» SHORT TASK
Quote the passage of the game DLC comment below starting at "I'm not against" and ending at "require strategic thinking.", word for word.

» SOURCE EXTRACT
I'm not against the unique focus tree. Although the focuses are a bit dull early game, I definetly like having an unique focus tree over a generic one, they are clearly an improvement. The part I dislike about the new DLC is the micromanagement decisions for internal factions, which frankly I find not fun at all and a waste of time.

@Tsavong and @Dryhad, everyone including myself has a "the game is boring before the war starts" problem, for me it's a very minor thing as I took the time to look at what other nations/players are doing and adjust my strategy, for others it may be more of an inconvenient than for me. So there was a desire to do while you wait for focus to finish. But I was hoping that feeling that gap could have been done with other things that would give you benefits and would require strategic thinking.

The internal factions are just dull. Once you learn the meta, it becomes as easy as 1+1=2 to do it right, it's just boring. And the punishment of a civil war that you cannot win in case you fail I also find unreasonable. It's reasonable to have a civil war that will cause some damage to your country, but not to completly lose the game because you forgot to click on "support the X" decision for the 7th time.

» STORED DATA

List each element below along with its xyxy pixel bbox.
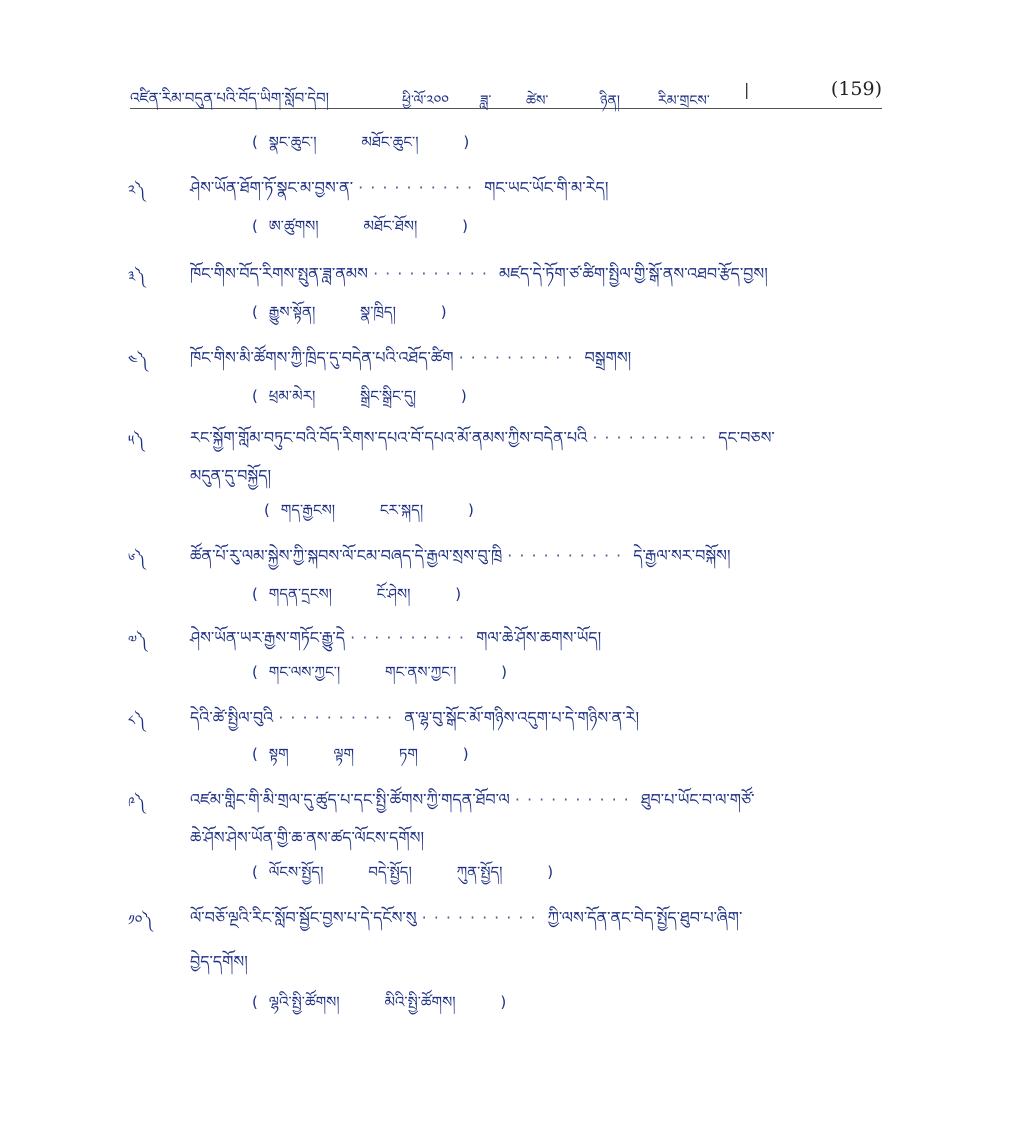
choice-option: ངོ་ཤེས།: [376, 585, 411, 603]
choice-options: [252, 380, 467, 422]
question-text: ན་ལྷ་བུ་སྒོང་མོ་གཉིས་འདུག་པ་དེ་གཉིས་ན་རེ།: [404, 708, 640, 727]
question-number: ༢༽: [128, 183, 146, 199]
question-text: དང་བཅས་: [718, 428, 775, 447]
blank-dots: ··········: [592, 428, 714, 447]
question-number: ༨༽: [128, 713, 146, 729]
choice-option: གད་རྒྱངས།: [280, 501, 336, 519]
header-date-label: ཚེས་: [526, 93, 549, 109]
question-line: [190, 900, 742, 945]
open-paren: (: [252, 993, 258, 1011]
choice-option: ལྟག: [333, 745, 355, 763]
question-number: ༣༽: [128, 269, 146, 285]
close-paren: ): [462, 745, 469, 763]
question-text: ཐུབ་པ་ཡོང་བ་ལ་གཙོ་: [640, 790, 755, 809]
question-text: བྱེད་དགོས།: [190, 952, 248, 971]
choice-options: [252, 126, 469, 168]
choice-options: [252, 296, 447, 338]
question-line: [190, 420, 775, 465]
close-paren: ): [500, 993, 507, 1011]
header-separator: |: [744, 80, 750, 99]
choice-option: སྣ་ཁྲིད།: [360, 303, 396, 321]
blank-dots: ··········: [514, 790, 636, 809]
question-text: ཁོང་གིས་བོད་རིགས་སྤུན་ཟླ་ནམས: [190, 264, 368, 283]
book-title: འཛིན་རིམ་བདུན་པའི་བོད་ཡིག་སློབ་དེབ།: [130, 89, 330, 107]
open-paren: (: [252, 663, 258, 681]
question-text: ཆེ་ཤོས་ཤེས་ཡོན་གྱི་ཆ་ནས་ཚད་ལོངས་དགོས།: [190, 828, 425, 847]
question-line: [190, 538, 731, 583]
open-paren: (: [264, 501, 270, 519]
question-text: དེའི་ཚེ་སྤྱིལ་བུའི: [190, 708, 274, 727]
header-month-label: ཟླ་: [480, 93, 492, 109]
open-paren: (: [252, 745, 258, 763]
choice-option: ཀུན་སྤྱོད།: [456, 863, 503, 881]
question-number: ༥༽: [128, 433, 145, 449]
blank-dots: ··········: [458, 348, 580, 367]
page-number: (159): [830, 78, 882, 100]
blank-dots: ··········: [507, 546, 629, 565]
choice-option: མཐོང་ཐོས།: [363, 217, 418, 235]
choice-options: [252, 578, 461, 620]
question-number: ༡༠༽: [128, 913, 153, 929]
choice-options: [252, 738, 469, 780]
choice-option: སྒྲིང་སྒྲིང་དུ།: [360, 387, 417, 405]
close-paren: ): [547, 863, 554, 881]
choice-option: ལོངས་སྤྱོད།: [268, 863, 324, 881]
question-text: གལ་ཆེ་ཤོས་ཆགས་ཡོད།: [476, 628, 602, 647]
header-class-label: རིམ་གྲངས་: [658, 93, 710, 109]
question-text: ཤེས་ཡོན་ཐོག་ཏོ་སྣང་མ་བྱས་ན་: [190, 178, 354, 197]
close-paren: ): [501, 663, 508, 681]
choice-options: [252, 856, 553, 898]
choice-options: [252, 656, 507, 698]
choice-option: མཐོང་ཆུང་།: [361, 133, 419, 151]
question-text: མཛད་དེ་ཏོག་ཙ་ཚིག་སྤྱིལ་གྱི་སྒོ་ནས་འཐབ་རྩོད་བྱས།: [499, 264, 768, 283]
header-year-label: ཕྱི་ལོ་༢༠༠: [402, 93, 449, 109]
choice-option: ཕྲམ་མེར།: [268, 387, 316, 405]
choice-options: [252, 210, 468, 252]
open-paren: (: [252, 585, 258, 603]
choice-option: ལྷའི་སྤྱི་ཚོགས།: [268, 993, 340, 1011]
choice-option: མིའི་སྤྱི་ཚོགས།: [384, 993, 456, 1011]
blank-dots: ··········: [358, 178, 480, 197]
close-paren: ): [455, 585, 462, 603]
choice-option: ཨ་ཚུགས།: [268, 217, 319, 235]
question-text: གང་ཡང་ཡོང་གི་མ་རེད།: [484, 178, 609, 197]
question-number: ༧༽: [128, 633, 147, 649]
question-text: འཛམ་གླིང་གི་མི་གྲལ་དུ་ཚུད་པ་དང་སྤྱི་ཚོགས་ཀྱི་གདན་ཐོབ་ལ: [190, 790, 510, 809]
choice-option: ངར་སྐད།: [379, 501, 424, 519]
close-paren: ): [440, 303, 447, 321]
blank-dots: ··········: [373, 264, 494, 283]
question-line: [190, 170, 608, 215]
choice-option: གང་ལས་ཀྱང་།: [268, 663, 341, 681]
choice-option: རྒྱུས་སྟོན།: [268, 303, 316, 321]
question-line: [190, 256, 768, 301]
choice-options: [264, 494, 474, 536]
blank-dots: ··········: [421, 908, 543, 927]
question-number: ༦༽: [128, 551, 146, 567]
choice-option: གདན་དྲངས།: [268, 585, 332, 603]
open-paren: (: [252, 863, 258, 881]
question-line: [190, 944, 248, 989]
question-text: ཀྱི་ལས་དོན་ནང་བེད་སྤྱོད་ཐུབ་པ་ཞིག་: [547, 908, 743, 927]
question-text: ཁོང་གིས་མི་ཚོགས་ཀྱི་ཁྲིད་དུ་བདེན་པའི་འཐོད་ཚིག: [190, 348, 454, 367]
close-paren: ): [463, 133, 470, 151]
question-text: ཤེས་ཡོན་ཡར་རྒྱས་གཏོང་རྒྱུ་དེ: [190, 628, 346, 647]
question-line: [190, 458, 271, 503]
choice-option: ཏག: [398, 745, 418, 763]
question-text: ལོ་བཅོ་ལྔའི་རིང་སློབ་སྦྱོང་བྱས་པ་དེ་དངོས་སུ: [190, 908, 417, 927]
blank-dots: ··········: [278, 708, 400, 727]
open-paren: (: [252, 217, 258, 235]
open-paren: (: [252, 303, 258, 321]
header-day-label: ཉིན།: [600, 93, 620, 109]
open-paren: (: [252, 133, 258, 151]
choice-option: གང་ནས་ཀྱང་།: [385, 663, 457, 681]
close-paren: ): [467, 501, 474, 519]
choice-option: བདེ་སྤྱོད།: [368, 863, 412, 881]
open-paren: (: [252, 387, 258, 405]
choice-options: [252, 986, 506, 1028]
question-line: [190, 340, 631, 385]
choice-option: སྟག: [268, 745, 289, 763]
question-text: རང་སྐྱོག་གློམ་བཏུང་བའི་བོད་རིགས་དཔའ་བོ་དཔའ་མོ་ནམས་ཀྱིས་བདེན་པའི: [190, 428, 588, 447]
question-number: ༤༽: [128, 353, 148, 369]
page-header: [130, 74, 882, 109]
question-text: བསྒྲགས།: [584, 348, 632, 367]
question-text: དེ་རྒྱལ་སར་བསྐོས།: [633, 546, 731, 565]
blank-dots: ··········: [350, 628, 471, 647]
choice-option: སྣང་ཆུང་།: [268, 133, 317, 151]
question-text: ཚོན་པོ་རུ་ལམ་སྐྱེས་ཀྱི་སྐབས་ལོ་ངམ་བཞད་དེ་རྒྱལ་སྲས་བུ་ཁྲི: [190, 546, 503, 565]
close-paren: ): [460, 387, 467, 405]
close-paren: ): [462, 217, 468, 235]
question-number: ༩༽: [128, 795, 146, 811]
question-text: མདུན་དུ་བསྐྱོད།: [190, 466, 272, 485]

» IN RESPONSE
I'm not against the unique focus tree. Although the focuses are a bit dull early game, I definetly like having an unique focus tree over a generic one, they are clearly an improvement. The part I dislike about the new DLC is the micromanagement decisions for internal factions, which frankly I find not fun at all and a waste of time.

@Tsavong and @Dryhad, everyone including myself has a "the game is boring before the war starts" problem, for me it's a very minor thing as I took the time to look at what other nations/players are doing and adjust my strategy, for others it may be more of an inconvenient than for me. So there was a desire to do while you wait for focus to finish. But I was hoping that feeling that gap could have been done with other things that would give you benefits and would require strategic thinking.